> _TASK REQUIREMENTS_
Convert the records below into a JSON list of strings, one string per line, covering only the lines from the one with "Patent image size: (883, 611)." to the one with "The control signal 34 is at (117, 100).", both included. Leave out blank lines.

> _RECORDS SUPPLIED_
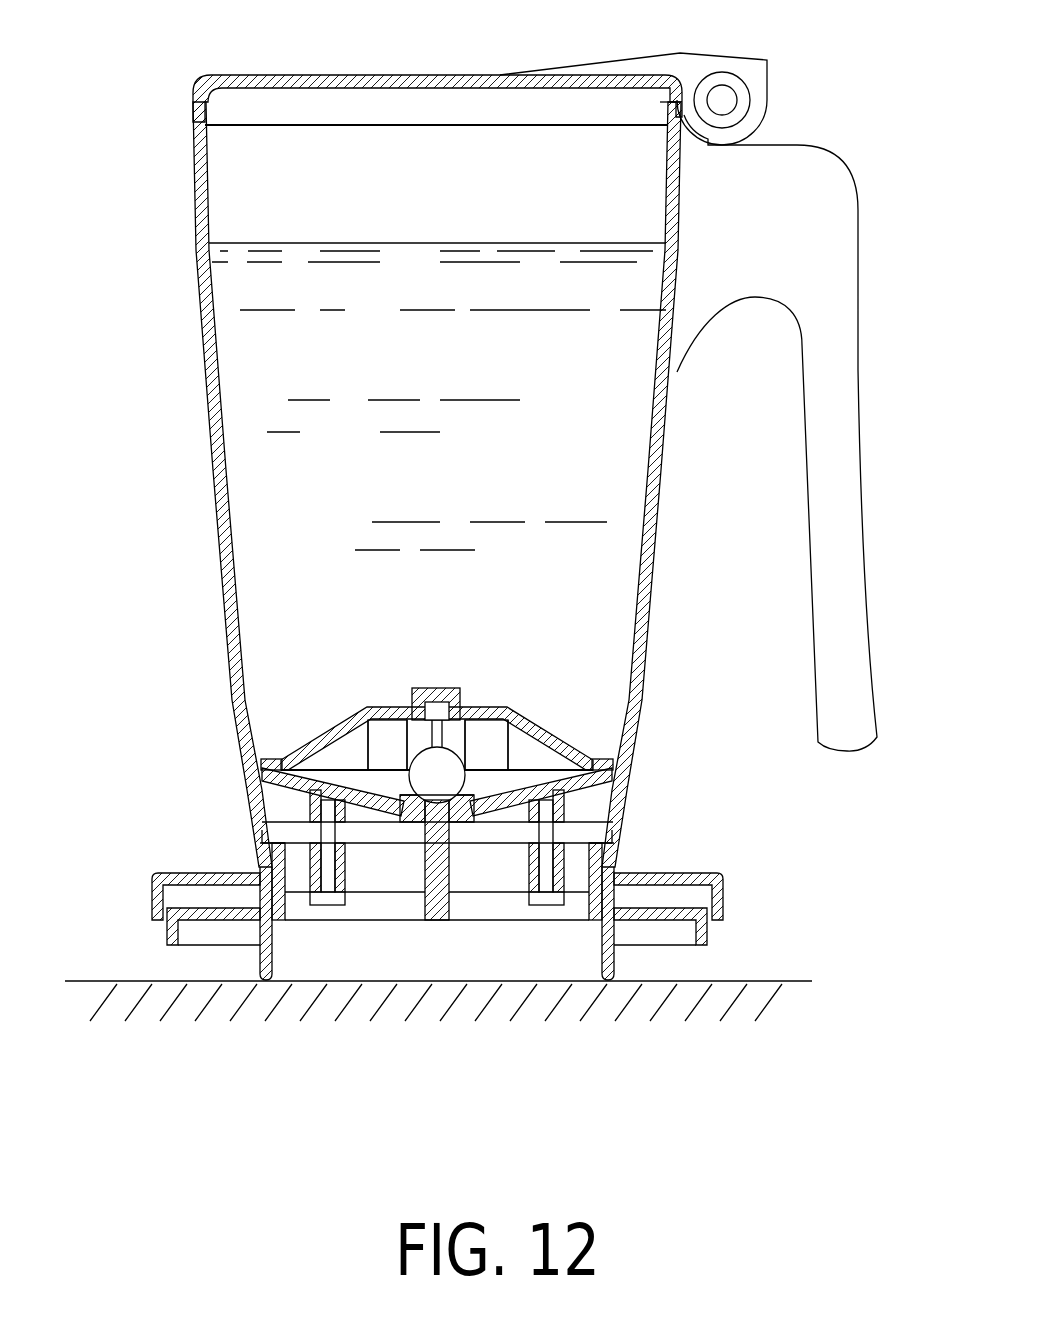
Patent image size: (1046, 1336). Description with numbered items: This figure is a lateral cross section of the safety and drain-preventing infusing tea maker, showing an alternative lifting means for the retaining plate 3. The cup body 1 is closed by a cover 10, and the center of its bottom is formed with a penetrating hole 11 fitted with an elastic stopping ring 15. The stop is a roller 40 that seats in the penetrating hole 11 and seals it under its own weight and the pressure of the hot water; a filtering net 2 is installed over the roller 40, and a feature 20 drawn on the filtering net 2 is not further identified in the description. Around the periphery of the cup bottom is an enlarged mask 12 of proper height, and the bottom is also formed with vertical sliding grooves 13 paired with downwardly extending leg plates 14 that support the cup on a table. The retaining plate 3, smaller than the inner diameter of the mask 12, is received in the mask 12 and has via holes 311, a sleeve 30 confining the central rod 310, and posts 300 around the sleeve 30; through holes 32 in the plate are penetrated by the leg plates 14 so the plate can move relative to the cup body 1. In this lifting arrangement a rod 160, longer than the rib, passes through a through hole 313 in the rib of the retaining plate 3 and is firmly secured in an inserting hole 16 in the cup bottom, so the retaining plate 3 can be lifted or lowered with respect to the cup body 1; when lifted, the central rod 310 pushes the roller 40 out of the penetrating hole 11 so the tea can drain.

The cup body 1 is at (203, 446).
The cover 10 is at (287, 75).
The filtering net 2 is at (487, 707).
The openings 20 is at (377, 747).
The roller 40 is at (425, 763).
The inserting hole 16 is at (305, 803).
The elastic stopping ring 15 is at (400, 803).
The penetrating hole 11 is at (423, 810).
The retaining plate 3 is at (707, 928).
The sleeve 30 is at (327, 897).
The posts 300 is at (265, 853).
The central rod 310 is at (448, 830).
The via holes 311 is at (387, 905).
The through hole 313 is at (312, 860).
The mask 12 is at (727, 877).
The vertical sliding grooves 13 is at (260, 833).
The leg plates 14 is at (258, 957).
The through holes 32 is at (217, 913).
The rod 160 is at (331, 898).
==
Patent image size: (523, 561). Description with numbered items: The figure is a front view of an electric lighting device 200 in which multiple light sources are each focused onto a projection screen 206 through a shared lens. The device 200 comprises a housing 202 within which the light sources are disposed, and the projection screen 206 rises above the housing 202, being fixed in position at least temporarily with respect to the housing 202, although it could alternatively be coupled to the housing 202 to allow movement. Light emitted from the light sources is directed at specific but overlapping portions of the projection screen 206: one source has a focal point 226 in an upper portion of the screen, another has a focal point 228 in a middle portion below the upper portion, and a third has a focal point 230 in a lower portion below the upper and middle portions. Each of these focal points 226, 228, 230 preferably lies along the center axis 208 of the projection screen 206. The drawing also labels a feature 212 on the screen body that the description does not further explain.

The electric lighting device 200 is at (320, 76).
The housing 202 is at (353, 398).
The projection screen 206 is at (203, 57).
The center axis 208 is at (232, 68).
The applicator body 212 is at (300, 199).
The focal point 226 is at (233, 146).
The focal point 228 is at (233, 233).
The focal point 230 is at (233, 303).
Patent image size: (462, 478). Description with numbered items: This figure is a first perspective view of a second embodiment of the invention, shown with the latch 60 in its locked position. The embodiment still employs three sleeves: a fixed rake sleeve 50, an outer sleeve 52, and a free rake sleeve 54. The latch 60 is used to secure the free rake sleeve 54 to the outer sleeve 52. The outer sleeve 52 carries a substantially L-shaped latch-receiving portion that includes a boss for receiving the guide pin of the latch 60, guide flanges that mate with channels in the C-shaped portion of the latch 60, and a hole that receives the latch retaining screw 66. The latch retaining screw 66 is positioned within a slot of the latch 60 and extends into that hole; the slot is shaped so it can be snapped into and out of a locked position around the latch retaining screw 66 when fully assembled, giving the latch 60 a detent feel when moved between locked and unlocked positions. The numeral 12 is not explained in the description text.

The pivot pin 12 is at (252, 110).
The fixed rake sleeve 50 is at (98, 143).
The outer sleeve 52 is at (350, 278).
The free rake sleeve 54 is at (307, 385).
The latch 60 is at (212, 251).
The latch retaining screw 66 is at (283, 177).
...
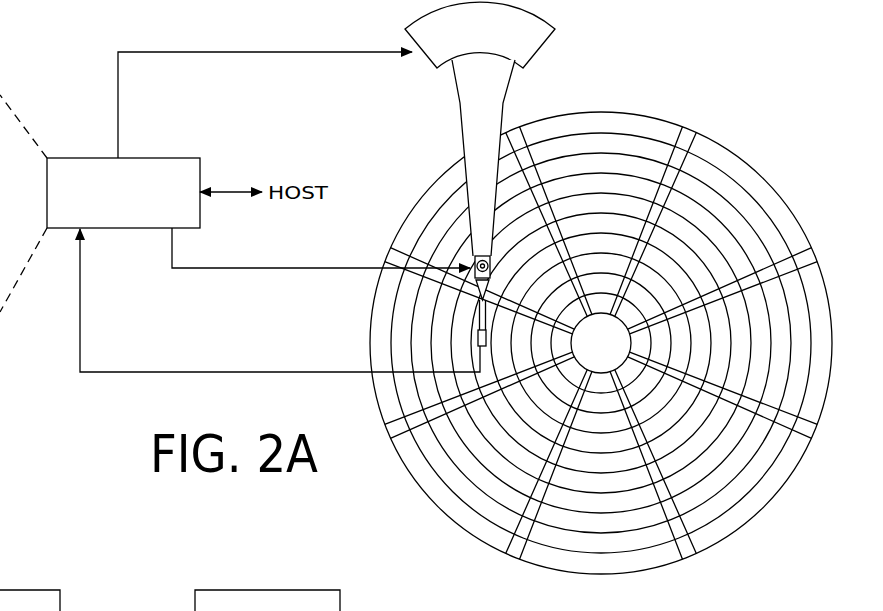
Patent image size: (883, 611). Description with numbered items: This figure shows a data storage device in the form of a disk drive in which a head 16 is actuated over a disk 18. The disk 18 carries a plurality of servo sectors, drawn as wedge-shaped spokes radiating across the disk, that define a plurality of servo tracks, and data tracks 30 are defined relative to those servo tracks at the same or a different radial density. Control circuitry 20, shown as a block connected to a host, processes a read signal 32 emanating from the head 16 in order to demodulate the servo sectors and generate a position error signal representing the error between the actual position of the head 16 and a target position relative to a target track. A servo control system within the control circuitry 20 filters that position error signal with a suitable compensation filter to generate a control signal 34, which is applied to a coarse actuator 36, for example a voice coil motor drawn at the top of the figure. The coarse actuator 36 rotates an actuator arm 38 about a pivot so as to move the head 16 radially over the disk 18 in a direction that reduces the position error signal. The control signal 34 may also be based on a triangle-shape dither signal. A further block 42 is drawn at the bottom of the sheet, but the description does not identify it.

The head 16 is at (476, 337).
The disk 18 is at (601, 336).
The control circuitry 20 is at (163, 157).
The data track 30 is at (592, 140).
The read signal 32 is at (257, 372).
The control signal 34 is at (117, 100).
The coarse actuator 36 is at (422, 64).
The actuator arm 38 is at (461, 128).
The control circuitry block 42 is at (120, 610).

> _ANSWER TO THE TASK_
[
  "Patent image size: (883, 611). Description with numbered items: This figure shows a data storage device in the form of a disk drive in which a head 16 is actuated over a disk 18. The disk 18 carries a plurality of servo sectors, drawn as wedge-shaped spokes radiating across the disk, that define a plurality of servo tracks, and data tracks 30 are defined relative to those servo tracks at the same or a different radial density. Control circuitry 20, shown as a block connected to a host, processes a read signal 32 emanating from the head 16 in order to demodulate the servo sectors and generate a position error signal representing the error between the actual position of the head 16 and a target position relative to a target track. A servo control system within the control circuitry 20 filters that position error signal with a suitable compensation filter to generate a control signal 34, which is applied to a coarse actuator 36, for example a voice coil motor drawn at the top of the figure. The coarse actuator 36 rotates an actuator arm 38 about a pivot so as to move the head 16 radially over the disk 18 in a direction that reduces the position error signal. The control signal 34 may also be based on a triangle-shape dither signal. A further block 42 is drawn at the bottom of the sheet, but the description does not identify it.",
  "The head 16 is at (476, 337).",
  "The disk 18 is at (601, 336).",
  "The control circuitry 20 is at (163, 157).",
  "The data track 30 is at (592, 140).",
  "The read signal 32 is at (257, 372).",
  "The control signal 34 is at (117, 100)."
]